(Data extracted from a collection)
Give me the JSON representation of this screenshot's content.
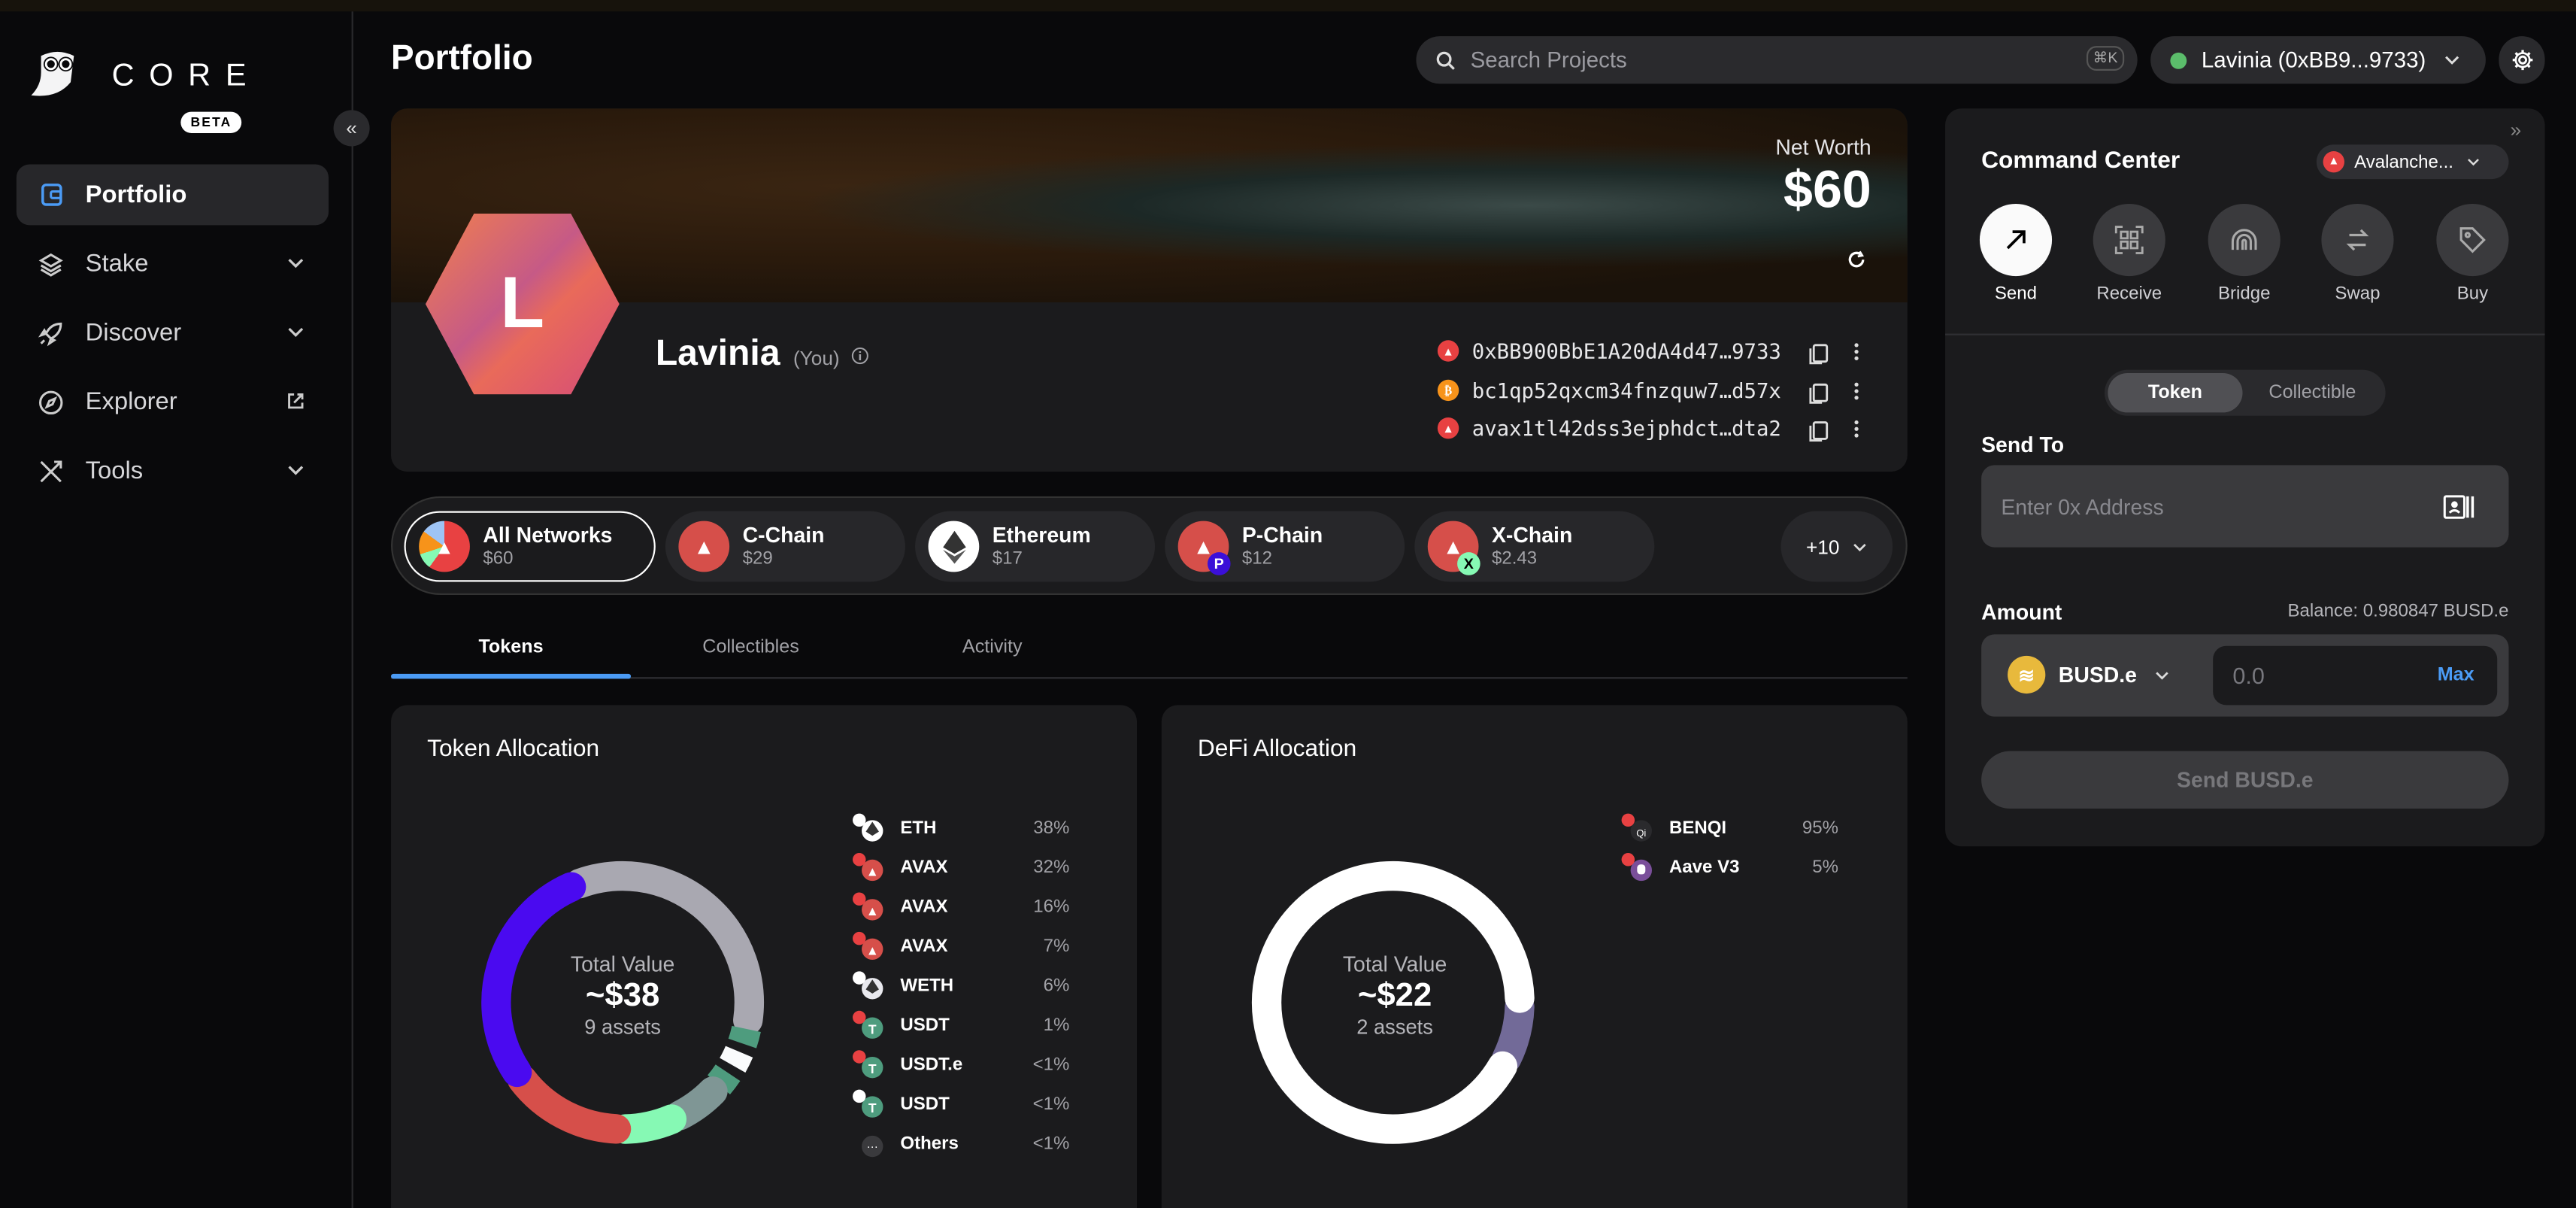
{
  "colors": {
    "accent": "#4b9bf5",
    "avax": "#e84142",
    "background": "#09090b",
    "card": "#1b1b1d",
    "online": "#5bbd6b"
  },
  "sidebar": {
    "logo_text": "CORE",
    "beta_label": "BETA",
    "items": [
      {
        "label": "Portfolio",
        "icon": "wallet-icon",
        "active": true
      },
      {
        "label": "Stake",
        "icon": "layers-icon",
        "has_submenu": true
      },
      {
        "label": "Discover",
        "icon": "rocket-icon",
        "has_submenu": true
      },
      {
        "label": "Explorer",
        "icon": "compass-icon",
        "external": true
      },
      {
        "label": "Tools",
        "icon": "tools-icon",
        "has_submenu": true
      }
    ]
  },
  "header": {
    "title": "Portfolio",
    "search_placeholder": "Search Projects",
    "search_shortcut": "⌘K",
    "account_label": "Lavinia (0xBB9...9733)"
  },
  "profile": {
    "avatar_letter": "L",
    "name": "Lavinia",
    "you_label": "(You)",
    "net_worth_label": "Net Worth",
    "net_worth": "$60",
    "addresses": [
      {
        "chain": "Avalanche C-Chain",
        "value": "0xBB900BbE1A20dA4d47…9733"
      },
      {
        "chain": "Bitcoin",
        "value": "bc1qp52qxcm34fnzquw7…d57x"
      },
      {
        "chain": "Avalanche X/P-Chain",
        "value": "avax1tl42dss3ejphdct…dta2"
      }
    ]
  },
  "networks": {
    "chips": [
      {
        "name": "All Networks",
        "value": "$60",
        "selected": true
      },
      {
        "name": "C-Chain",
        "value": "$29"
      },
      {
        "name": "Ethereum",
        "value": "$17"
      },
      {
        "name": "P-Chain",
        "value": "$12"
      },
      {
        "name": "X-Chain",
        "value": "$2.43"
      }
    ],
    "more_label": "+10"
  },
  "tabs": [
    {
      "label": "Tokens",
      "active": true
    },
    {
      "label": "Collectibles"
    },
    {
      "label": "Activity"
    }
  ],
  "token_allocation": {
    "title": "Token Allocation",
    "center_label": "Total Value",
    "center_value": "~$38",
    "center_sub": "9 assets",
    "items": [
      {
        "name": "ETH",
        "percent": "38%",
        "value": 38,
        "color": "#a9a8b1"
      },
      {
        "name": "AVAX",
        "percent": "32%",
        "value": 32,
        "color": "#4a0af0",
        "chain": "P-Chain"
      },
      {
        "name": "AVAX",
        "percent": "16%",
        "value": 16,
        "color": "#d64f4a",
        "chain": "C-Chain"
      },
      {
        "name": "AVAX",
        "percent": "7%",
        "value": 7,
        "color": "#86f9b4",
        "chain": "X-Chain"
      },
      {
        "name": "WETH",
        "percent": "6%",
        "value": 6,
        "color": "#7f9695"
      },
      {
        "name": "USDT",
        "percent": "1%",
        "value": 1,
        "color": "#4e9c7e"
      },
      {
        "name": "USDT.e",
        "percent": "<1%",
        "value": 0.5,
        "color": "#fafbfc"
      },
      {
        "name": "USDT",
        "percent": "<1%",
        "value": 0.5,
        "color": "#4e9c7e"
      },
      {
        "name": "Others",
        "percent": "<1%",
        "value": 0.5,
        "color": "#3a3a3d"
      }
    ]
  },
  "defi_allocation": {
    "title": "DeFi Allocation",
    "center_label": "Total Value",
    "center_value": "~$22",
    "center_sub": "2 assets",
    "items": [
      {
        "name": "BENQI",
        "percent": "95%",
        "value": 95,
        "color": "#ffffff"
      },
      {
        "name": "Aave V3",
        "percent": "5%",
        "value": 5,
        "color": "#726a98"
      }
    ]
  },
  "command_center": {
    "title": "Command Center",
    "network": "Avalanche...",
    "actions": [
      {
        "label": "Send",
        "icon": "arrow-up-right-icon",
        "active": true
      },
      {
        "label": "Receive",
        "icon": "qr-code-icon"
      },
      {
        "label": "Bridge",
        "icon": "bridge-icon"
      },
      {
        "label": "Swap",
        "icon": "swap-icon"
      },
      {
        "label": "Buy",
        "icon": "tag-icon"
      }
    ],
    "toggle": {
      "token": "Token",
      "collectible": "Collectible"
    },
    "send_to_label": "Send To",
    "address_placeholder": "Enter 0x Address",
    "amount_label": "Amount",
    "balance": "Balance: 0.980847 BUSD.e",
    "token": "BUSD.e",
    "amount_placeholder": "0.0",
    "max_label": "Max",
    "send_button": "Send BUSD.e"
  }
}
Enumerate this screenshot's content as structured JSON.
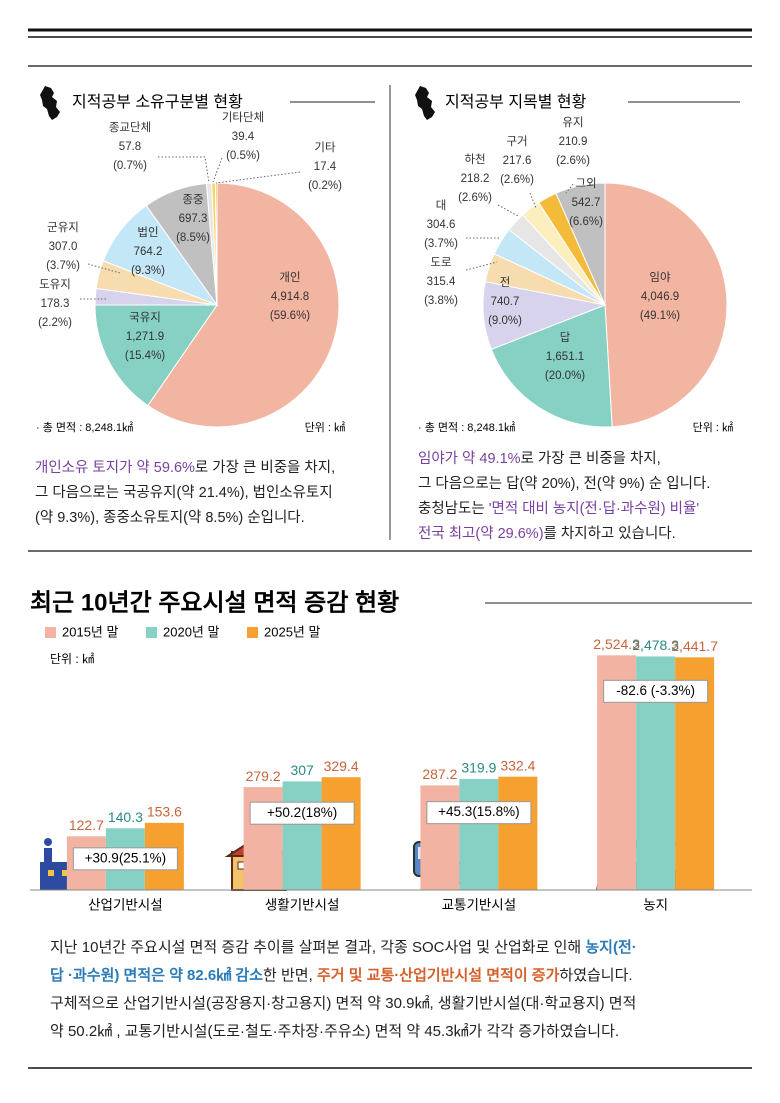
{
  "chart_data": [
    {
      "type": "pie",
      "title": "지적공부 소유구분별 현황",
      "categories": [
        "개인",
        "국유지",
        "도유지",
        "군유지",
        "법인",
        "종중",
        "종교단체",
        "기타단체",
        "기타"
      ],
      "values": [
        4914.8,
        1271.9,
        178.3,
        307.0,
        764.2,
        697.3,
        57.8,
        39.4,
        17.4
      ],
      "value_labels": [
        "4,914.8",
        "1,271.9",
        "178.3",
        "307.0",
        "764.2",
        "697.3",
        "57.8",
        "39.4",
        "17.4"
      ],
      "percent_labels": [
        "(59.6%)",
        "(15.4%)",
        "(2.2%)",
        "(3.7%)",
        "(9.3%)",
        "(8.5%)",
        "(0.7%)",
        "(0.5%)",
        "(0.2%)"
      ],
      "colors": [
        "#f2b5a2",
        "#86d0c4",
        "#d8d3ec",
        "#f6dcae",
        "#c3e7f7",
        "#c0c0c0",
        "#e6e6e6",
        "#f8d35e",
        "#f1a72f"
      ],
      "footnote": "· 총 면적 : 8,248.1㎢",
      "unit": "단위 : ㎢"
    },
    {
      "type": "pie",
      "title": "지적공부 지목별 현황",
      "categories": [
        "임야",
        "답",
        "전",
        "도로",
        "대",
        "하천",
        "구거",
        "유지",
        "그외"
      ],
      "values": [
        4046.9,
        1651.1,
        740.7,
        315.4,
        304.6,
        218.2,
        217.6,
        210.9,
        542.7
      ],
      "value_labels": [
        "4,046.9",
        "1,651.1",
        "740.7",
        "315.4",
        "304.6",
        "218.2",
        "217.6",
        "210.9",
        "542.7"
      ],
      "percent_labels": [
        "(49.1%)",
        "(20.0%)",
        "(9.0%)",
        "(3.8%)",
        "(3.7%)",
        "(2.6%)",
        "(2.6%)",
        "(2.6%)",
        "(6.6%)"
      ],
      "colors": [
        "#f2b5a2",
        "#86d0c4",
        "#d8d3ec",
        "#f6dcae",
        "#c3e7f7",
        "#e6e6e6",
        "#fbefc0",
        "#f4bb3a",
        "#c0c0c0"
      ],
      "footnote": "· 총 면적 : 8,248.1㎢",
      "unit": "단위 : ㎢"
    },
    {
      "type": "bar",
      "title": "최근 10년간 주요시설  면적 증감 현황",
      "unit": "단위 : ㎢",
      "categories": [
        "산업기반시설",
        "생활기반시설",
        "교통기반시설",
        "농지"
      ],
      "series": [
        {
          "name": "2015년 말",
          "color": "#f2b3a3",
          "label_color": "#c8643c",
          "values": [
            122.7,
            279.2,
            287.2,
            2524.3
          ],
          "value_labels": [
            "122.7",
            "279.2",
            "287.2",
            "2,524.3"
          ]
        },
        {
          "name": "2020년 말",
          "color": "#86d0c4",
          "label_color": "#2b8a84",
          "values": [
            140.3,
            307,
            319.9,
            2478.3
          ],
          "value_labels": [
            "140.3",
            "307",
            "319.9",
            "2,478.3"
          ]
        },
        {
          "name": "2025년 말",
          "color": "#f5a02f",
          "label_color": "#c8643c",
          "values": [
            153.6,
            329.4,
            332.4,
            2441.7
          ],
          "value_labels": [
            "153.6",
            "329.4",
            "332.4",
            "2,441.7"
          ]
        }
      ],
      "annotations": [
        "+30.9(25.1%)",
        "+50.2(18%)",
        "+45.3(15.8%)",
        "-82.6 (-3.3%)"
      ],
      "ylim": [
        50,
        3000
      ],
      "log_scale": true
    }
  ],
  "summary_left": [
    "개인소유 토지가 약 59.6%",
    "로 가장 큰 비중을 차지,",
    "그 다음으로는 국공유지(약 21.4%), 법인소유토지",
    "(약 9.3%), 종중소유토지(약 8.5%) 순입니다."
  ],
  "summary_right": [
    "임야가 약 49.1%",
    "로 가장 큰 비중을 차지,",
    "그 다음으로는 답(약 20%), 전(약 9%) 순 입니다.",
    "충청남도는 ",
    "'면적 대비 농지(전·답·과수원) 비율'",
    "전국 최고(약 29.6%)",
    "를 차지하고 있습니다."
  ],
  "summary_bottom": [
    "지난 10년간 주요시설 면적 증감 추이를 살펴본 결과, 각종 SOC사업 및 산업화로 인해 ",
    "농지(전·",
    "답 ·과수원) 면적은 약 82.6㎢ 감소",
    "한 반면, ",
    "주거 및 교통·산업기반시설 면적이 증가",
    "하였습니다.",
    "구체적으로 산업기반시설(공장용지·창고용지) 면적 약 30.9㎢, 생활기반시설(대·학교용지) 면적",
    "약 50.2㎢ , 교통기반시설(도로·철도·주차장·주유소) 면적 약 45.3㎢가 각각 증가하였습니다."
  ]
}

= YOUR TASK =
Copy out each line in the listing that has the word "Lavinia".

= EXERCISE OUTPUT =
    "account_label": "Lavinia (0xBB9...9733)"
    "name": "Lavinia",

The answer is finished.